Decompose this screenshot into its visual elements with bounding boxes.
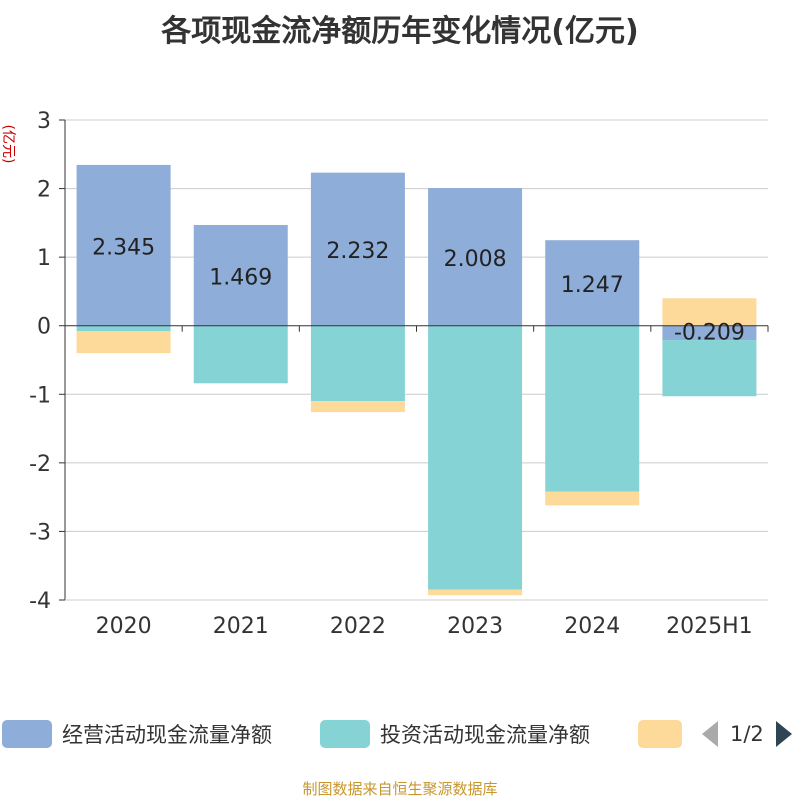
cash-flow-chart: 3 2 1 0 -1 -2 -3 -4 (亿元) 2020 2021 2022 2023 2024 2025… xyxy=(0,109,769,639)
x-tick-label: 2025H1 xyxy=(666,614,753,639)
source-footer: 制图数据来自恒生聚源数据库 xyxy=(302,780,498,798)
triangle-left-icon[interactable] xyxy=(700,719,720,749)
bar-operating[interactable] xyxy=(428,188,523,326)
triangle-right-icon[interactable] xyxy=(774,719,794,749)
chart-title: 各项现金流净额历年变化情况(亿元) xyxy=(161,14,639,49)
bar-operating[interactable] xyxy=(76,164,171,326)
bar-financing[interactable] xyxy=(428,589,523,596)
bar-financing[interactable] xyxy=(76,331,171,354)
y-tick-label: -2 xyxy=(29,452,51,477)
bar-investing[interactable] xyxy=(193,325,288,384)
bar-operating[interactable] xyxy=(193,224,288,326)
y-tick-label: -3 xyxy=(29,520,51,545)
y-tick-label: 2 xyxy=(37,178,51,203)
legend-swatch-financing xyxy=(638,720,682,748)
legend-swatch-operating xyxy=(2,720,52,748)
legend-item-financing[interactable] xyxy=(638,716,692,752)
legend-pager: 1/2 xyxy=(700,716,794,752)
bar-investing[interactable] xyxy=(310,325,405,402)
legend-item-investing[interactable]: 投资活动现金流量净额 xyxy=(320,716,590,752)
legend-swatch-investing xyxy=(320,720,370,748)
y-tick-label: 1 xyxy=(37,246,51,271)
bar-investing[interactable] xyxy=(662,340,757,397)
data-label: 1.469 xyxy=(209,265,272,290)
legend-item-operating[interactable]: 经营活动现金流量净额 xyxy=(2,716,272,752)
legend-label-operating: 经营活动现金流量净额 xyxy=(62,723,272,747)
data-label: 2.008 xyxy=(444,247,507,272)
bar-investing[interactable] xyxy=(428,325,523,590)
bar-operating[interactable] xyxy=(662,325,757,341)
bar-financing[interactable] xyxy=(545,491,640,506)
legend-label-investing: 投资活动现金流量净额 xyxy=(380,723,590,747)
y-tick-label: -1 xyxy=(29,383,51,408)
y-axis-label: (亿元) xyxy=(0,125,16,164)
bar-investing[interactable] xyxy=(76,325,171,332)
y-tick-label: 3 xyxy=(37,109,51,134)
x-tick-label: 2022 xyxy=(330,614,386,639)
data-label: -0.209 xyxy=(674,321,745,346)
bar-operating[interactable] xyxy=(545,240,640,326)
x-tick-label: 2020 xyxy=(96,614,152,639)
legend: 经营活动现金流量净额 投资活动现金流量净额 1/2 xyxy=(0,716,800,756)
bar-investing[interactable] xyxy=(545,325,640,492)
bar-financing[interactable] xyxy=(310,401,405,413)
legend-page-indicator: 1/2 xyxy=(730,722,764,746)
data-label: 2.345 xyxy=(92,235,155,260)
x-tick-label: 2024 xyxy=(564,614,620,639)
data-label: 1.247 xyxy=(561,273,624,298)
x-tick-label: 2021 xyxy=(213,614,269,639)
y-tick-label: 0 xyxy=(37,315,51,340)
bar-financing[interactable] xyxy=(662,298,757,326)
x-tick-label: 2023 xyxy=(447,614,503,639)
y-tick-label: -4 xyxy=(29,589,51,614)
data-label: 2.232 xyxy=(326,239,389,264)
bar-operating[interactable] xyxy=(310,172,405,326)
--
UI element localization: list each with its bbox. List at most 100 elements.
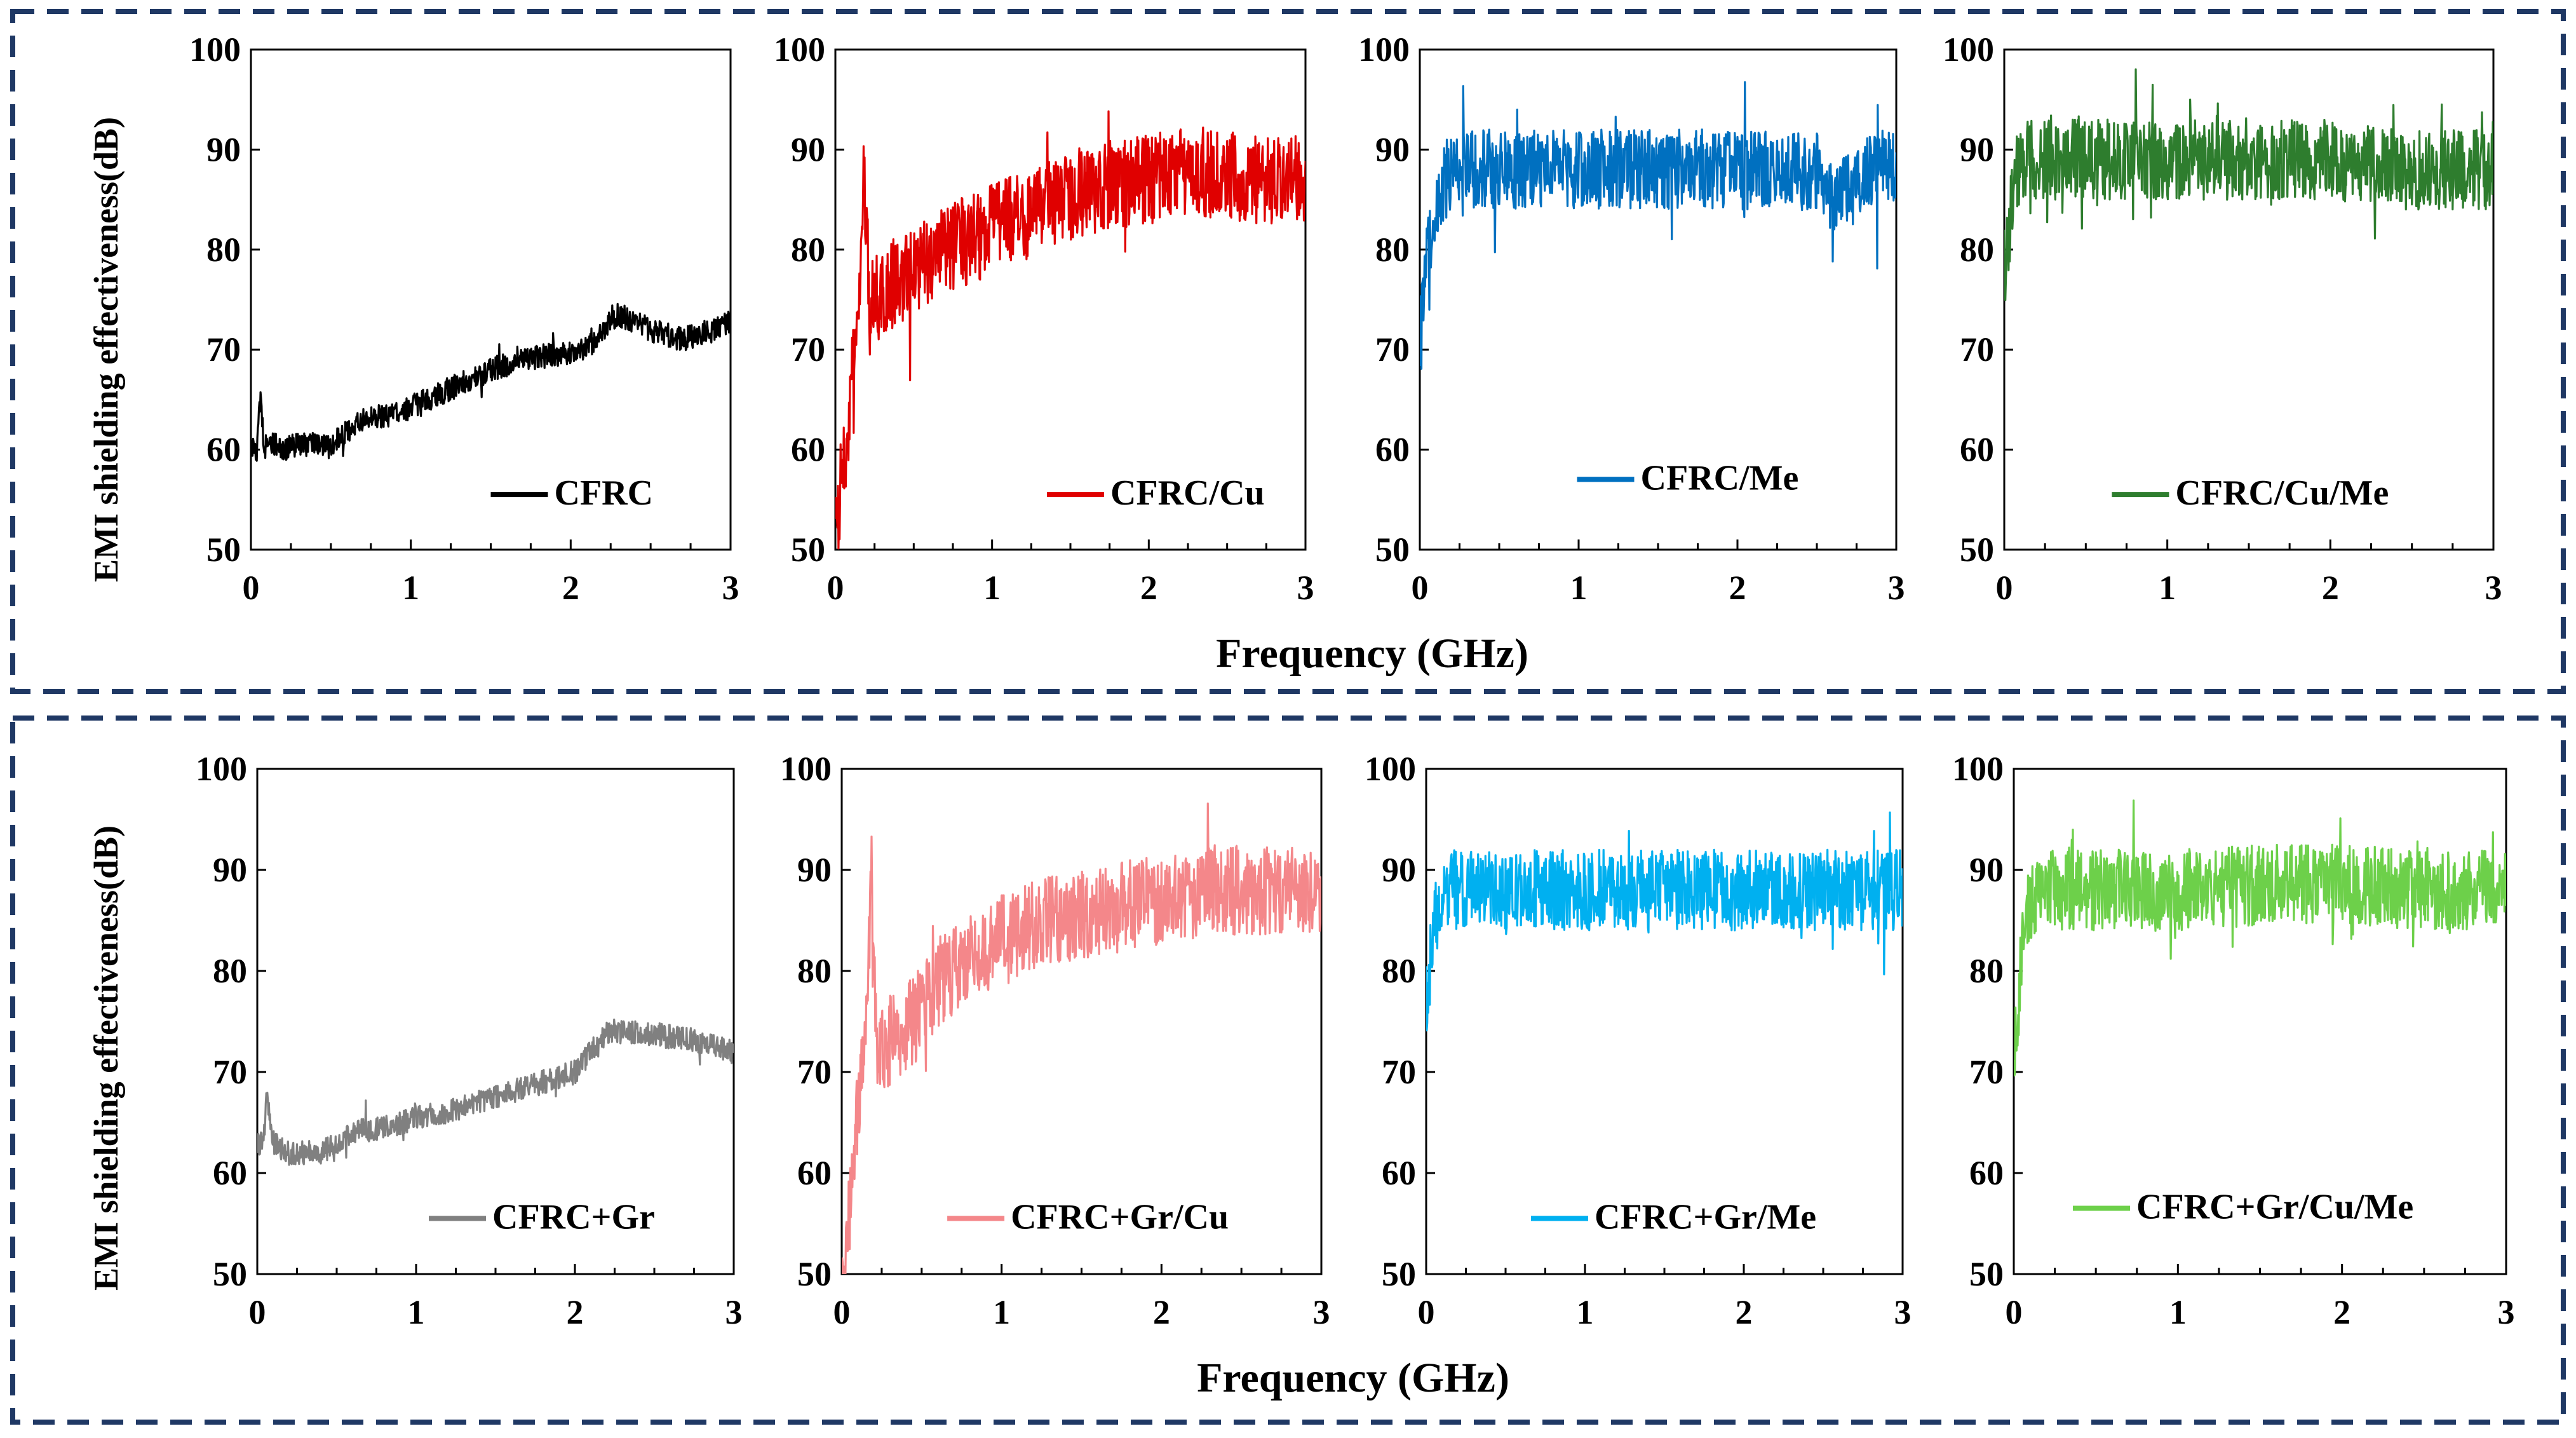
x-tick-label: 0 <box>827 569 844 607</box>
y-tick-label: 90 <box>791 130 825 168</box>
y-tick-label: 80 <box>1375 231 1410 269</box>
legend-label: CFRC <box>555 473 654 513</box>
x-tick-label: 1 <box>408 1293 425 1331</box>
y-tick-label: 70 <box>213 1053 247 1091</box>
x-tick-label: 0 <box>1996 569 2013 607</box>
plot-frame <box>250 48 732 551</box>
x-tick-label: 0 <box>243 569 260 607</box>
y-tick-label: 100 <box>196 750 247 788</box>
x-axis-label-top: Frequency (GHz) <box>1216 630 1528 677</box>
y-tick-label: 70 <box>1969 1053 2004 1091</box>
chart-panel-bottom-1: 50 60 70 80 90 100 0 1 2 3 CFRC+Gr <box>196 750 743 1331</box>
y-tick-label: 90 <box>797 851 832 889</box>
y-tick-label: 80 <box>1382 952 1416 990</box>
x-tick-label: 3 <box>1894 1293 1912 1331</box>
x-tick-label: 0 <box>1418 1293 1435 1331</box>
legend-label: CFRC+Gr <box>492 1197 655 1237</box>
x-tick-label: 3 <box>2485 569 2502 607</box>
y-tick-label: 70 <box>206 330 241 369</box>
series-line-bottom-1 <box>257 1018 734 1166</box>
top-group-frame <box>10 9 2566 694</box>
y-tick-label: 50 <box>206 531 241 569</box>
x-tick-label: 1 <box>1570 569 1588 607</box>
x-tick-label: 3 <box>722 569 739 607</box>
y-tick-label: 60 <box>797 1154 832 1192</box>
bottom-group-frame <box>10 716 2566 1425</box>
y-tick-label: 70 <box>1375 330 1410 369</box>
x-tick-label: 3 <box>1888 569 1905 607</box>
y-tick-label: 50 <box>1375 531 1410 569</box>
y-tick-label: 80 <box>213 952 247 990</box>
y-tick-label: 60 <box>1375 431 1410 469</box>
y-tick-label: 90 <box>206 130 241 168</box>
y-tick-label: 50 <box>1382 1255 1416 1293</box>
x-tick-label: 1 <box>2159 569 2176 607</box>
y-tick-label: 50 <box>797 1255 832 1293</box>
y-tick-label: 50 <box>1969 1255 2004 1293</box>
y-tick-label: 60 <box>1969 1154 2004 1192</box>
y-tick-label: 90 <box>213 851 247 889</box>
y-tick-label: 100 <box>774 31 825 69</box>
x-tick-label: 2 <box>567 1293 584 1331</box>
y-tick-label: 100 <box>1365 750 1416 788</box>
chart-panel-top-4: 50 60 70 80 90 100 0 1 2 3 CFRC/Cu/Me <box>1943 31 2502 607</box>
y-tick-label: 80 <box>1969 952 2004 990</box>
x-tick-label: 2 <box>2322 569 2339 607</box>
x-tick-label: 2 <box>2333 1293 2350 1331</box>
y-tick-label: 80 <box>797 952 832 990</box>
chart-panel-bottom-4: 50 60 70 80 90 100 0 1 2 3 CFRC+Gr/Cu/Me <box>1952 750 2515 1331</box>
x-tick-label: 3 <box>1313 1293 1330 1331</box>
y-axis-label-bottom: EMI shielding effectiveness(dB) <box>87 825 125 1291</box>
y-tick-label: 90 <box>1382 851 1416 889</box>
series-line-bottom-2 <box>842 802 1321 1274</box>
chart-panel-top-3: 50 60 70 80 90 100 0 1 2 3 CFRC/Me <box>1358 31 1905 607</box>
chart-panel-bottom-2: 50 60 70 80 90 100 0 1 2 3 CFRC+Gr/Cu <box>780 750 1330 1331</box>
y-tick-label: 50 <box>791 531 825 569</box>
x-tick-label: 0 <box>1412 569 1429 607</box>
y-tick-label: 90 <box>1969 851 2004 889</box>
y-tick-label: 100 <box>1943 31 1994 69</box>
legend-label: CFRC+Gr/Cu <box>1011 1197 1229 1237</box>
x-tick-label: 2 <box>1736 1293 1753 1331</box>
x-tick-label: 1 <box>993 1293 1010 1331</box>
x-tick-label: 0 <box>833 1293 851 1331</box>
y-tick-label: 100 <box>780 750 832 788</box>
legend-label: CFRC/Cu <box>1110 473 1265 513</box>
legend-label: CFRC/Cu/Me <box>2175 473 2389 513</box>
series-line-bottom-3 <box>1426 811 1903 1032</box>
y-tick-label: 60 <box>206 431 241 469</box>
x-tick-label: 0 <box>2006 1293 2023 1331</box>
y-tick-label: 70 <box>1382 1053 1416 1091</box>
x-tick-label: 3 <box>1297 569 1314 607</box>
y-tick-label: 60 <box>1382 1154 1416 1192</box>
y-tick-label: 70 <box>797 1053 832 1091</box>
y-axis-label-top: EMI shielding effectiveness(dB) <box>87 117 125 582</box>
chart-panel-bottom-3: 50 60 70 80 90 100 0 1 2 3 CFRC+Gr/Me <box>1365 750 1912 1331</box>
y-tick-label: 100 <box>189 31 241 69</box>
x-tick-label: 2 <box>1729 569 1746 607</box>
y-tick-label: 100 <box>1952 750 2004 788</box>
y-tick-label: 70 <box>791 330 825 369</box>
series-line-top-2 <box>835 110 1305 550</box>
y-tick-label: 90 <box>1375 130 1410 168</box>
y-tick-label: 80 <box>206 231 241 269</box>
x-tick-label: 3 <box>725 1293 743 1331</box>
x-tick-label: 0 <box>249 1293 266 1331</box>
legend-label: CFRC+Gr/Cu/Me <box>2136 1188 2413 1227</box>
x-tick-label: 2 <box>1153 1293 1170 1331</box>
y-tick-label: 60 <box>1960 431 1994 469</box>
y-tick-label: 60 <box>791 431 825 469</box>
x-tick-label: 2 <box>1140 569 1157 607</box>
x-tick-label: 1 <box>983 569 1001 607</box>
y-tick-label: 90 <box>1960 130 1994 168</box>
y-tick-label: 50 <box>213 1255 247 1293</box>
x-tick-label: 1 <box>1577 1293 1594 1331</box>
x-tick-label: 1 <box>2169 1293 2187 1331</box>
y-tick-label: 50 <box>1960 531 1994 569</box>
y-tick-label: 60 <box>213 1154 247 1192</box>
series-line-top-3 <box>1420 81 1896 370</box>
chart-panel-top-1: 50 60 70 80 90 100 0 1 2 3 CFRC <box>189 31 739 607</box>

--- Task objective ---
Show every line above that contains the word "effectiveness", counting only matches with the same letter case.

--- Task solution ---
y-axis-label-bottom: EMI shielding effectiveness(dB) <box>87 825 125 1291</box>
y-axis-label-top: EMI shielding effectiveness(dB) <box>87 117 125 582</box>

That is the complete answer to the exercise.